*MATERIAL PROVIDED*

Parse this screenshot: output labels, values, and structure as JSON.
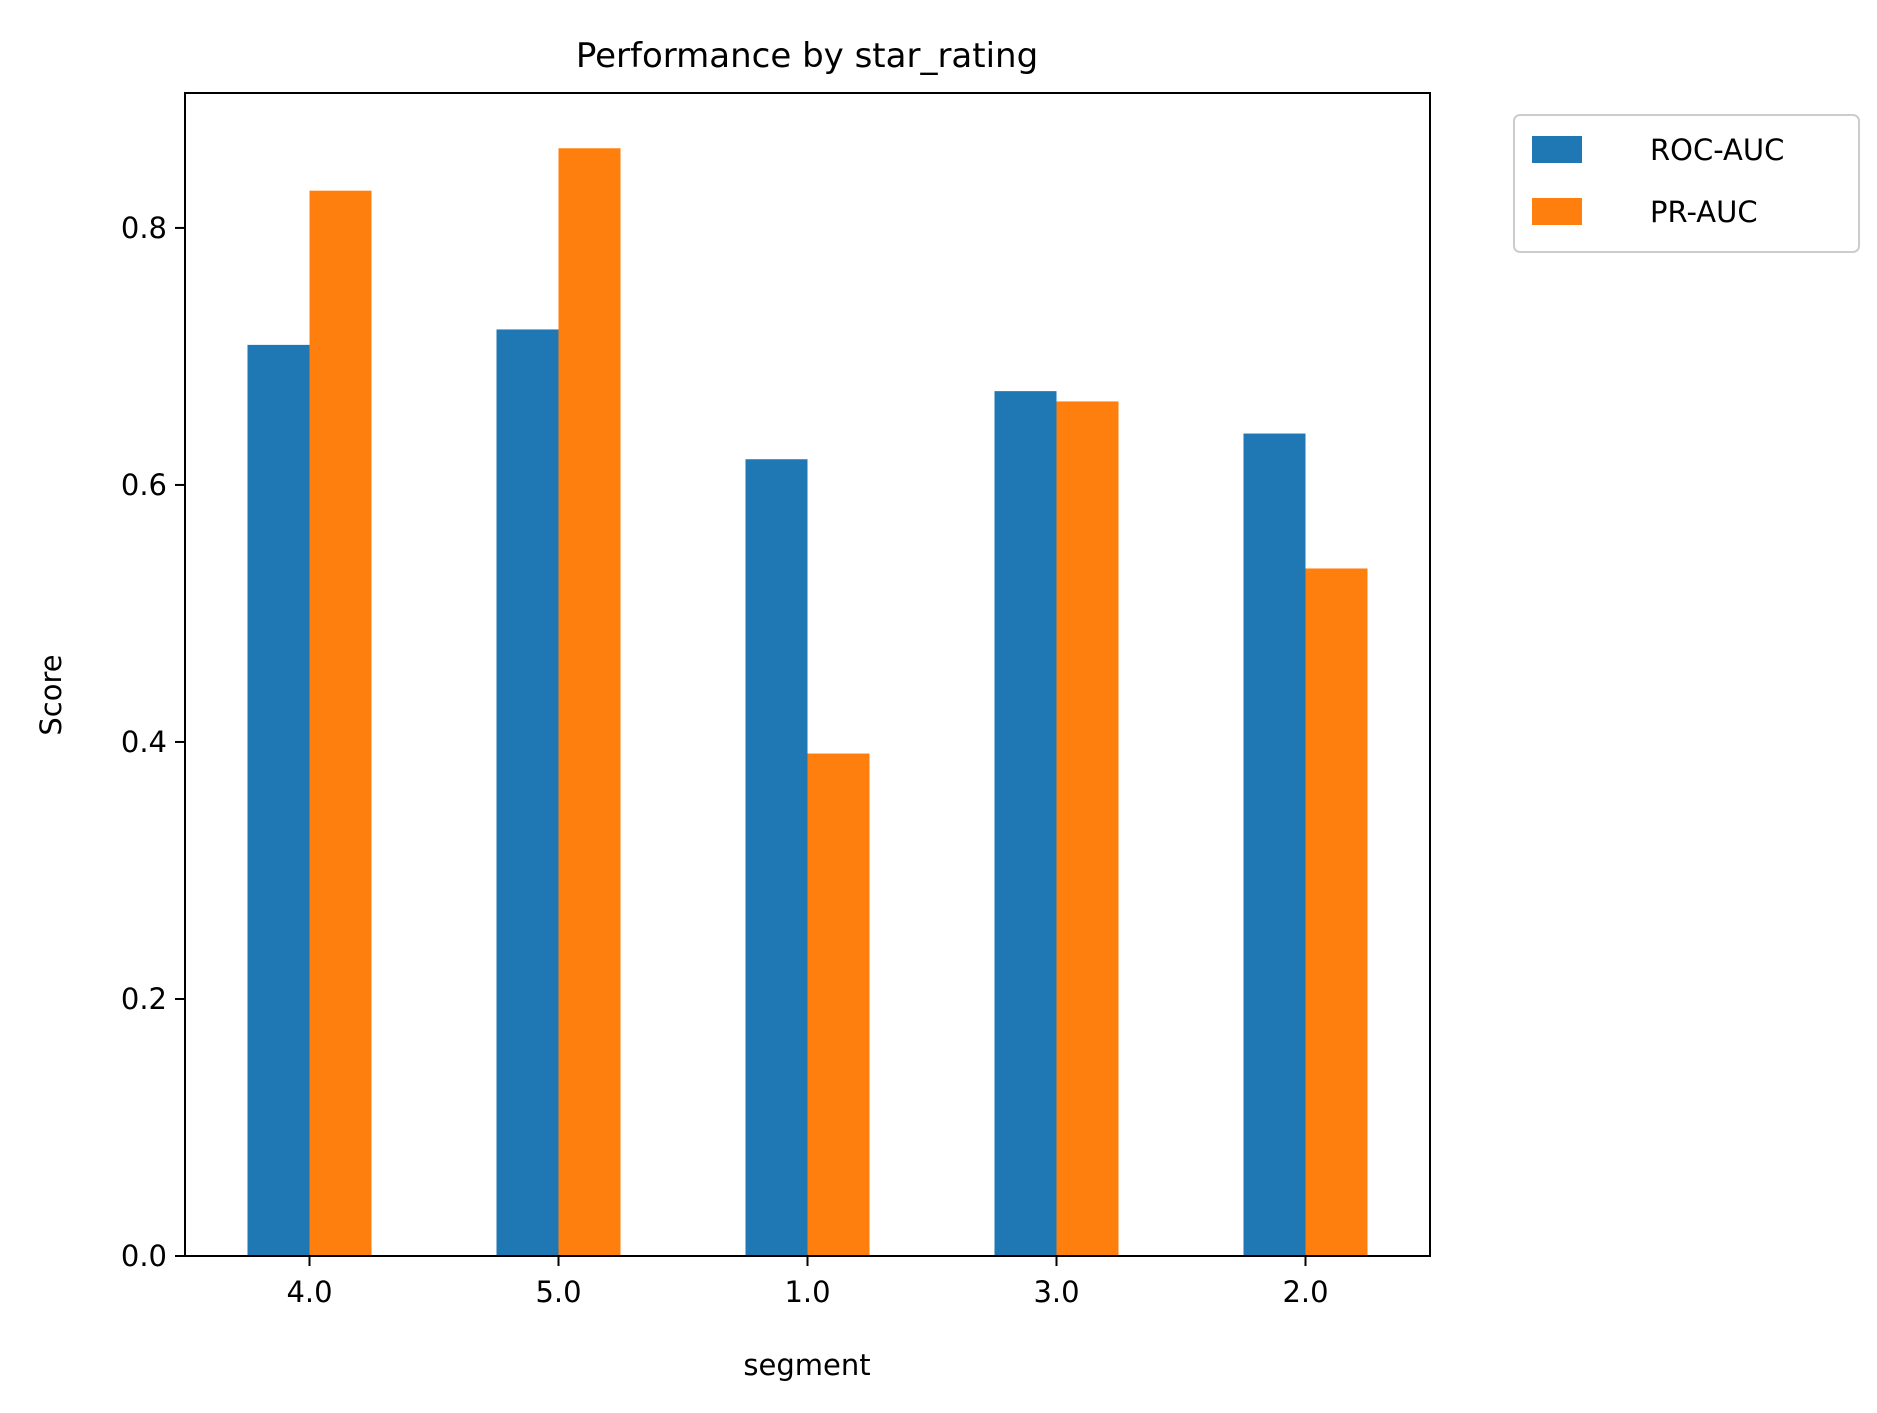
{
  "chart_data": {
    "type": "bar",
    "title": "Performance by star_rating",
    "xlabel": "segment",
    "ylabel": "Score",
    "categories": [
      "4.0",
      "5.0",
      "1.0",
      "3.0",
      "2.0"
    ],
    "series": [
      {
        "name": "ROC-AUC",
        "color": "#1f77b4",
        "values": [
          0.709,
          0.721,
          0.62,
          0.673,
          0.64
        ]
      },
      {
        "name": "PR-AUC",
        "color": "#ff7f0e",
        "values": [
          0.829,
          0.862,
          0.391,
          0.665,
          0.535
        ]
      }
    ],
    "ylim": [
      0,
      0.905
    ],
    "yticks": [
      0.0,
      0.2,
      0.4,
      0.6,
      0.8
    ],
    "ytick_labels": [
      "0.0",
      "0.2",
      "0.4",
      "0.6",
      "0.8"
    ],
    "grid": false,
    "legend_position": "outside-top-right"
  }
}
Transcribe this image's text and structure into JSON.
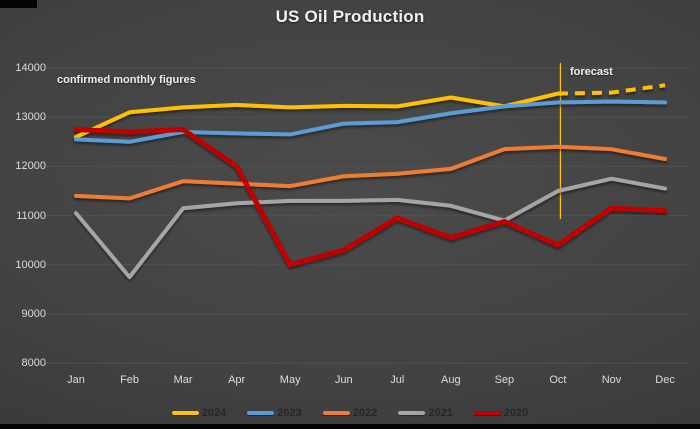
{
  "title": "US Oil Production",
  "annotations": {
    "confirmed": "confirmed monthly figures",
    "forecast": "forecast"
  },
  "colors": {
    "background": "#3f3f3f",
    "title_text": "#f2f2f2",
    "axis_text": "#dcdcdc",
    "legend_text": "#262626",
    "gridline": "#515151",
    "forecast_line": "#ffc000"
  },
  "chart_data": {
    "type": "line",
    "title": "US Oil Production",
    "xlabel": "",
    "ylabel": "",
    "ylim": [
      8000,
      14000
    ],
    "yticks": [
      8000,
      9000,
      10000,
      11000,
      12000,
      13000,
      14000
    ],
    "grid": "horizontal",
    "legend_position": "bottom",
    "categories": [
      "Jan",
      "Feb",
      "Mar",
      "Apr",
      "May",
      "Jun",
      "Jul",
      "Aug",
      "Sep",
      "Oct",
      "Nov",
      "Dec"
    ],
    "series": [
      {
        "name": "2024",
        "color": "#ffc000",
        "values": [
          12600,
          13100,
          13200,
          13250,
          13200,
          13230,
          13220,
          13400,
          13220,
          13480,
          13500,
          13650
        ],
        "dashed_from_index": 9
      },
      {
        "name": "2023",
        "color": "#5b9bd5",
        "values": [
          12550,
          12500,
          12700,
          12670,
          12650,
          12870,
          12900,
          13080,
          13220,
          13300,
          13320,
          13300
        ]
      },
      {
        "name": "2022",
        "color": "#ed7d31",
        "values": [
          11400,
          11350,
          11700,
          11650,
          11600,
          11800,
          11850,
          11950,
          12350,
          12400,
          12350,
          12150
        ]
      },
      {
        "name": "2021",
        "color": "#a5a5a5",
        "values": [
          11050,
          9750,
          11150,
          11250,
          11300,
          11300,
          11320,
          11200,
          10900,
          11500,
          11750,
          11550
        ]
      },
      {
        "name": "2020",
        "color": "#c00000",
        "values": [
          12750,
          12700,
          12750,
          12000,
          10000,
          10300,
          10950,
          10550,
          10880,
          10400,
          11150,
          11100
        ]
      }
    ],
    "vline_annotation": {
      "text": "forecast",
      "at_category": "Oct",
      "color": "#ffc000"
    },
    "text_annotation": {
      "text": "confirmed monthly figures",
      "near_category": "Jan"
    }
  },
  "legend": {
    "items": [
      {
        "label": "2024",
        "color": "#ffc000"
      },
      {
        "label": "2023",
        "color": "#5b9bd5"
      },
      {
        "label": "2022",
        "color": "#ed7d31"
      },
      {
        "label": "2021",
        "color": "#a5a5a5"
      },
      {
        "label": "2020",
        "color": "#c00000"
      }
    ]
  }
}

*EXERCISE DESCRIPTION*
Print every entry exactly as written, without the pictures.

*REPLY*
Parse this screenshot: output labels, values, and structure as JSON.
{
  "chart_data": {
    "type": "bar",
    "title": "Performance by star_rating",
    "xlabel": "segment",
    "ylabel": "Score",
    "categories": [
      "4.0",
      "5.0",
      "1.0",
      "3.0",
      "2.0"
    ],
    "series": [
      {
        "name": "ROC-AUC",
        "color": "#1f77b4",
        "values": [
          0.709,
          0.721,
          0.62,
          0.673,
          0.64
        ]
      },
      {
        "name": "PR-AUC",
        "color": "#ff7f0e",
        "values": [
          0.829,
          0.862,
          0.391,
          0.665,
          0.535
        ]
      }
    ],
    "ylim": [
      0,
      0.905
    ],
    "yticks": [
      0.0,
      0.2,
      0.4,
      0.6,
      0.8
    ],
    "ytick_labels": [
      "0.0",
      "0.2",
      "0.4",
      "0.6",
      "0.8"
    ],
    "grid": false,
    "legend_position": "outside-top-right"
  }
}
Transcribe this image's text and structure into JSON.
{
  "title": "US Oil Production",
  "annotations": {
    "confirmed": "confirmed monthly figures",
    "forecast": "forecast"
  },
  "colors": {
    "background": "#3f3f3f",
    "title_text": "#f2f2f2",
    "axis_text": "#dcdcdc",
    "legend_text": "#262626",
    "gridline": "#515151",
    "forecast_line": "#ffc000"
  },
  "chart_data": {
    "type": "line",
    "title": "US Oil Production",
    "xlabel": "",
    "ylabel": "",
    "ylim": [
      8000,
      14000
    ],
    "yticks": [
      8000,
      9000,
      10000,
      11000,
      12000,
      13000,
      14000
    ],
    "grid": "horizontal",
    "legend_position": "bottom",
    "categories": [
      "Jan",
      "Feb",
      "Mar",
      "Apr",
      "May",
      "Jun",
      "Jul",
      "Aug",
      "Sep",
      "Oct",
      "Nov",
      "Dec"
    ],
    "series": [
      {
        "name": "2024",
        "color": "#ffc000",
        "values": [
          12600,
          13100,
          13200,
          13250,
          13200,
          13230,
          13220,
          13400,
          13220,
          13480,
          13500,
          13650
        ],
        "dashed_from_index": 9
      },
      {
        "name": "2023",
        "color": "#5b9bd5",
        "values": [
          12550,
          12500,
          12700,
          12670,
          12650,
          12870,
          12900,
          13080,
          13220,
          13300,
          13320,
          13300
        ]
      },
      {
        "name": "2022",
        "color": "#ed7d31",
        "values": [
          11400,
          11350,
          11700,
          11650,
          11600,
          11800,
          11850,
          11950,
          12350,
          12400,
          12350,
          12150
        ]
      },
      {
        "name": "2021",
        "color": "#a5a5a5",
        "values": [
          11050,
          9750,
          11150,
          11250,
          11300,
          11300,
          11320,
          11200,
          10900,
          11500,
          11750,
          11550
        ]
      },
      {
        "name": "2020",
        "color": "#c00000",
        "values": [
          12750,
          12700,
          12750,
          12000,
          10000,
          10300,
          10950,
          10550,
          10880,
          10400,
          11150,
          11100
        ]
      }
    ],
    "vline_annotation": {
      "text": "forecast",
      "at_category": "Oct",
      "color": "#ffc000"
    },
    "text_annotation": {
      "text": "confirmed monthly figures",
      "near_category": "Jan"
    }
  },
  "legend": {
    "items": [
      {
        "label": "2024",
        "color": "#ffc000"
      },
      {
        "label": "2023",
        "color": "#5b9bd5"
      },
      {
        "label": "2022",
        "color": "#ed7d31"
      },
      {
        "label": "2021",
        "color": "#a5a5a5"
      },
      {
        "label": "2020",
        "color": "#c00000"
      }
    ]
  }
}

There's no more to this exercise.